**To do**: Copy each line that holds "سلمان".

**Input material**:
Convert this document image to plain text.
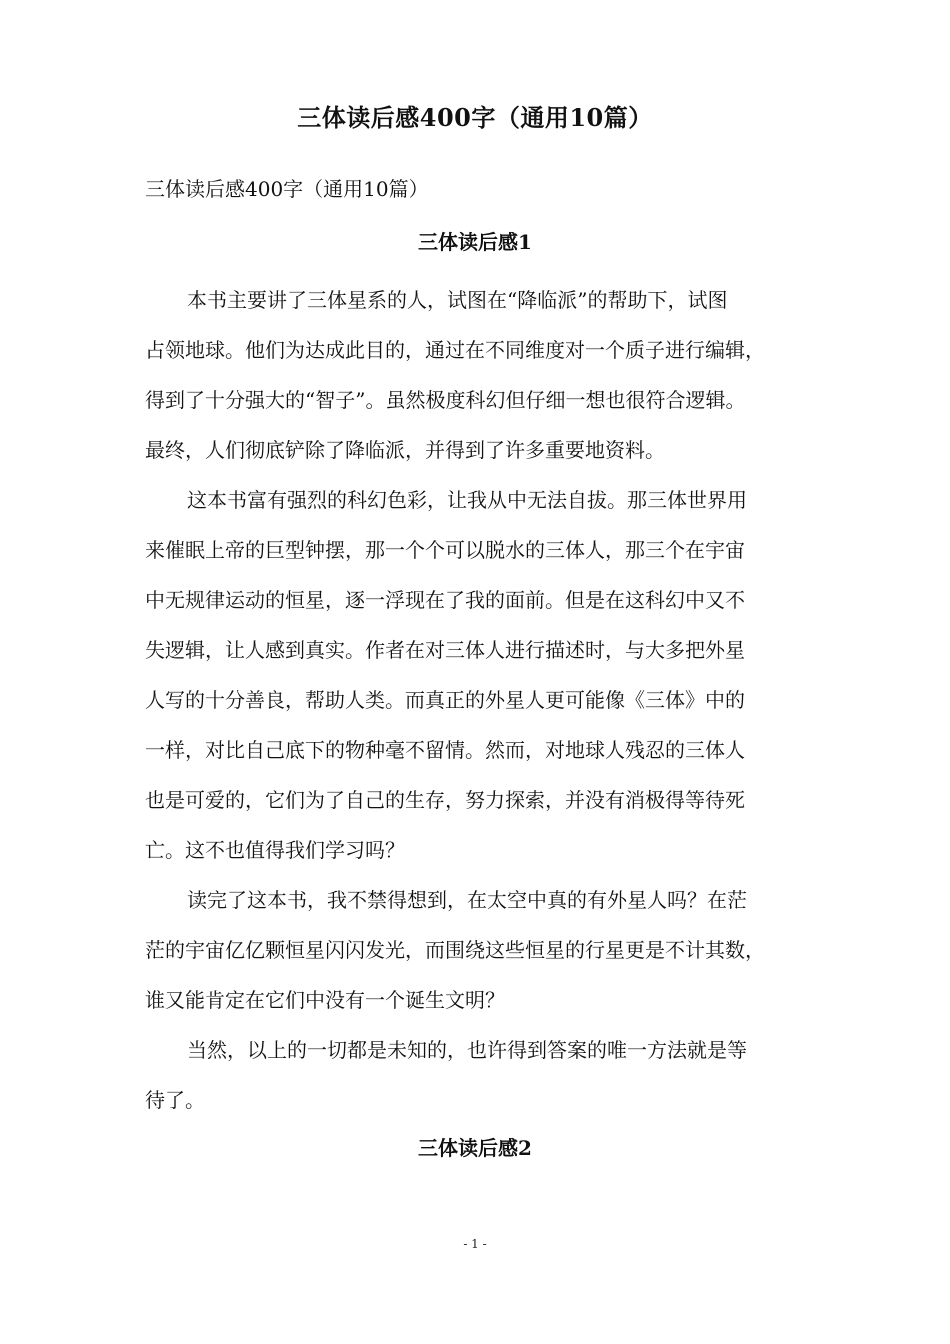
三体读后感400字（通用10篇）
三体读后感400字（通用10篇）
三体读后感1

本书主要讲了三体星系的人，试图在“降临派”的帮助下，试图
占领地球。他们为达成此目的，通过在不同维度对一个质子进行编辑，
得到了十分强大的“智子”。虽然极度科幻但仔细一想也很符合逻辑。
最终，人们彻底铲除了降临派，并得到了许多重要地资料。

这本书富有强烈的科幻色彩，让我从中无法自拔。那三体世界用
来催眠上帝的巨型钟摆，那一个个可以脱水的三体人，那三个在宇宙
中无规律运动的恒星，逐一浮现在了我的面前。但是在这科幻中又不
失逻辑，让人感到真实。作者在对三体人进行描述时，与大多把外星
人写的十分善良，帮助人类。而真正的外星人更可能像《三体》中的
一样，对比自己底下的物种毫不留情。然而，对地球人残忍的三体人
也是可爱的，它们为了自己的生存，努力探索，并没有消极得等待死
亡。这不也值得我们学习吗？

读完了这本书，我不禁得想到，在太空中真的有外星人吗？在茫
茫的宇宙亿亿颗恒星闪闪发光，而围绕这些恒星的行星更是不计其数，
谁又能肯定在它们中没有一个诞生文明？

当然，以上的一切都是未知的，也许得到答案的唯一方法就是等
待了。

三体读后感2
- 1 -
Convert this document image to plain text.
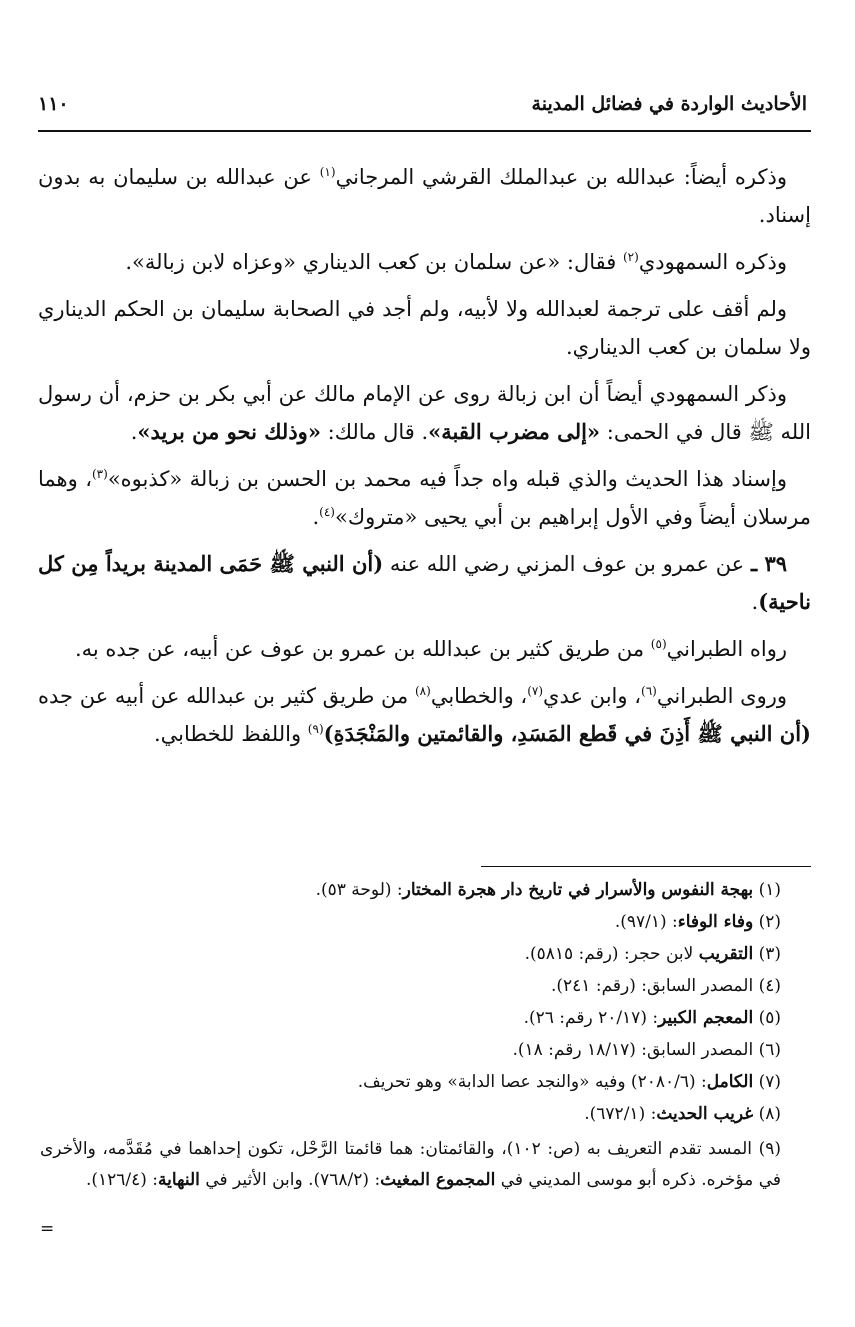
الأحاديث الواردة في فضائل المدينة
١١٠

وذكره أيضاً: عبدالله بن عبدالملك القرشي المرجاني$^{(١)}$ عن عبدالله بن سليمان به بدون إسناد.

وذكره السمهودي$^{(٢)}$ فقال: «عن سلمان بن كعب الديناري «وعزاه لابن زبالة».

ولم أقف على ترجمة لعبدالله ولا لأبيه، ولم أجد في الصحابة سليمان بن الحكم الديناري ولا سلمان بن كعب الديناري.

وذكر السمهودي أيضاً أن ابن زبالة روى عن الإمام مالك عن أبي بكر بن حزم، أن رسول الله ﷺ قال في الحمى: «إلى مضرب القبة». قال مالك: «وذلك نحو من بريد».

وإسناد هذا الحديث والذي قبله واه جداً فيه محمد بن الحسن بن زبالة «كذبوه»$^{(٣)}$، وهما مرسلان أيضاً وفي الأول إبراهيم بن أبي يحيى «متروك»$^{(٤)}$.

٣٩ ـ عن عمرو بن عوف المزني رضي الله عنه (أن النبي ﷺ حَمَى المدينة بريداً مِن كل ناحية).

رواه الطبراني$^{(٥)}$ من طريق كثير بن عبدالله بن عمرو بن عوف عن أبيه، عن جده به.

وروى الطبراني$^{(٦)}$، وابن عدي$^{(٧)}$، والخطابي$^{(٨)}$ من طريق كثير بن عبدالله عن أبيه عن جده (أن النبي ﷺ أَذِنَ في قَطع المَسَدِ، والقائمتين والمَنْجَدَةِ)$^{(٩)}$ واللفظ للخطابي.

(١) بهجة النفوس والأسرار في تاريخ دار هجرة المختار: (لوحة ٥٣).

(٢) وفاء الوفاء: (٩٧/١).

(٣) التقريب لابن حجر: (رقم: ٥٨١٥).

(٤) المصدر السابق: (رقم: ٢٤١).

(٥) المعجم الكبير: (٢٠/١٧ رقم: ٢٦).

(٦) المصدر السابق: (١٨/١٧ رقم: ١٨).

(٧) الكامل: (٢٠٨٠/٦) وفيه «والنجد عصا الدابة» وهو تحريف.

(٨) غريب الحديث: (٦٧٢/١).

(٩) المسد تقدم التعريف به (ص: ١٠٢)، والقائمتان: هما قائمتا الرَّحْل، تكون إحداهما في مُقَدَّمه، والأخرى في مؤخره. ذكره أبو موسى المديني في المجموع المغيث: (٧٦٨/٢). وابن الأثير في النهاية: (١٢٦/٤).

=
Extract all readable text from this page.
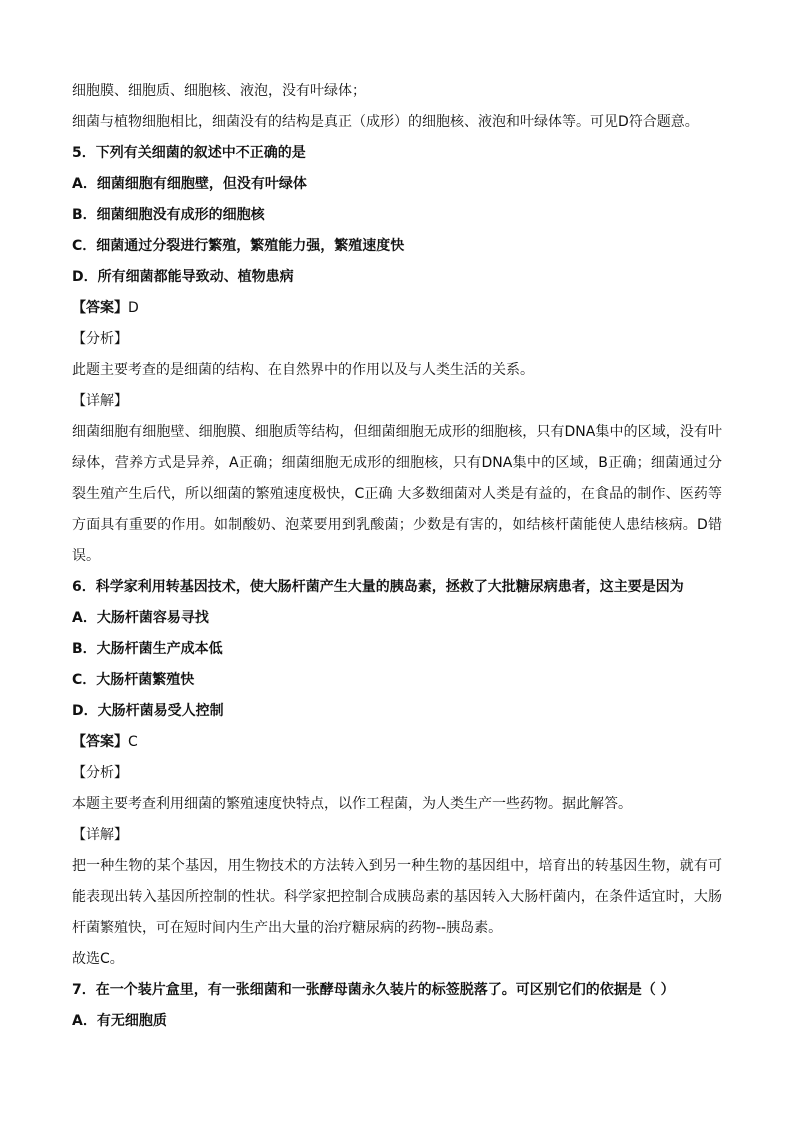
细胞膜、细胞质、细胞核、液泡，没有叶绿体；
细菌与植物细胞相比，细菌没有的结构是真正（成形）的细胞核、液泡和叶绿体等。可见D符合题意。
5．下列有关细菌的叙述中不正确的是
A．细菌细胞有细胞壁，但没有叶绿体
B．细菌细胞没有成形的细胞核
C．细菌通过分裂进行繁殖，繁殖能力强，繁殖速度快
D．所有细菌都能导致动、植物患病
【答案】D
【分析】
此题主要考查的是细菌的结构、在自然界中的作用以及与人类生活的关系。
【详解】
细菌细胞有细胞壁、细胞膜、细胞质等结构，但细菌细胞无成形的细胞核，只有DNA集中的区域，没有叶绿体，营养方式是异养，A正确；细菌细胞无成形的细胞核，只有DNA集中的区域，B正确；细菌通过分裂生殖产生后代，所以细菌的繁殖速度极快，C正确 大多数细菌对人类是有益的，在食品的制作、医药等方面具有重要的作用。如制酸奶、泡菜要用到乳酸菌；少数是有害的，如结核杆菌能使人患结核病。D错误。
6．科学家利用转基因技术，使大肠杆菌产生大量的胰岛素，拯救了大批糖尿病患者，这主要是因为
A．大肠杆菌容易寻找
B．大肠杆菌生产成本低
C．大肠杆菌繁殖快
D．大肠杆菌易受人控制
【答案】C
【分析】
本题主要考查利用细菌的繁殖速度快特点，以作工程菌，为人类生产一些药物。据此解答。
【详解】
把一种生物的某个基因，用生物技术的方法转入到另一种生物的基因组中，培育出的转基因生物，就有可能表现出转入基因所控制的性状。科学家把控制合成胰岛素的基因转入大肠杆菌内，在条件适宜时，大肠杆菌繁殖快，可在短时间内生产出大量的治疗糖尿病的药物--胰岛素。
故选C。
7．在一个装片盒里，有一张细菌和一张酵母菌永久装片的标签脱落了。可区别它们的依据是（ ）
A．有无细胞质
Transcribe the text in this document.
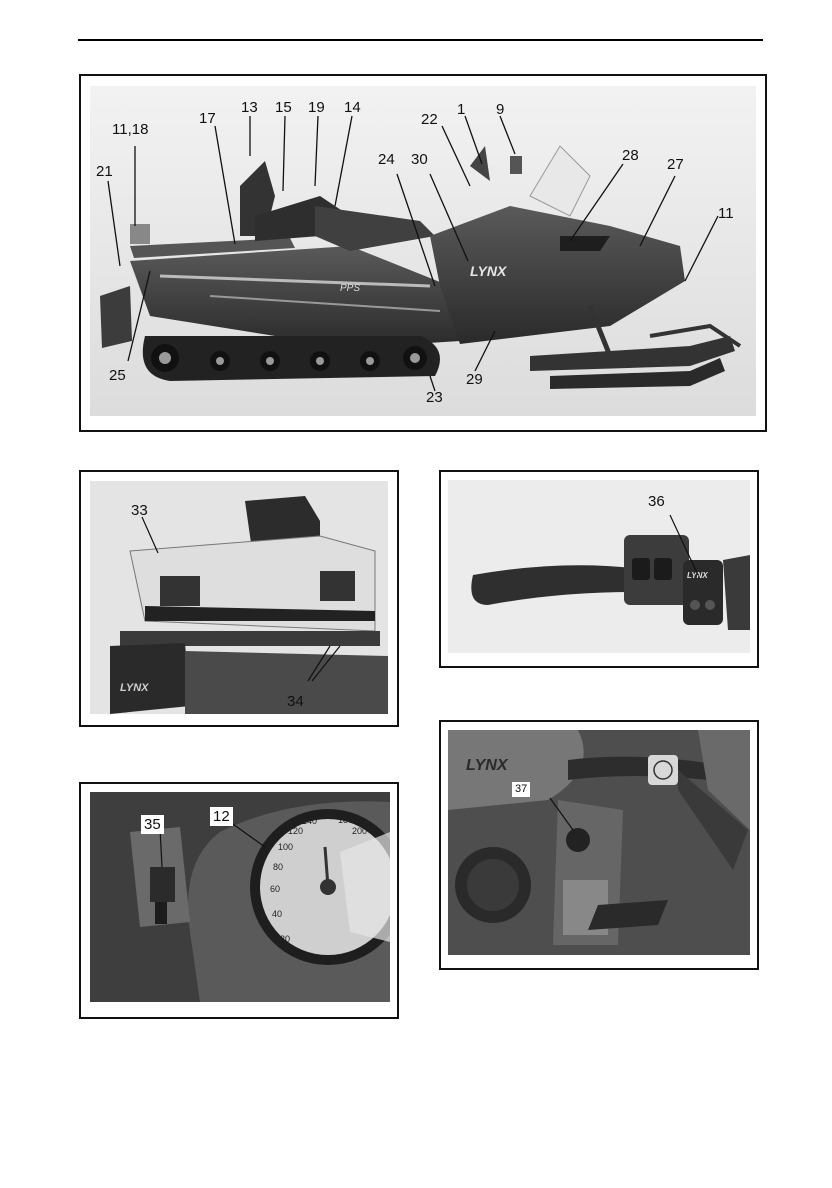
LYNX
PPS
13 15 19 14
11,18
17	22
1 9
24 30	28
27
21
11
25
23
29
LYNX
33
34
LYNX
36
20
40
60
80
100
120
140 160 180
200
35	12
LYNX
37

**Written reply**:
وذكره السمهودي$^{(٢)}$ فقال: «عن سلمان بن كعب الديناري «وعزاه لابن زبالة».
ولم أقف على ترجمة لعبدالله ولا لأبيه، ولم أجد في الصحابة سليمان بن الحكم الديناري ولا سلمان بن كعب الديناري.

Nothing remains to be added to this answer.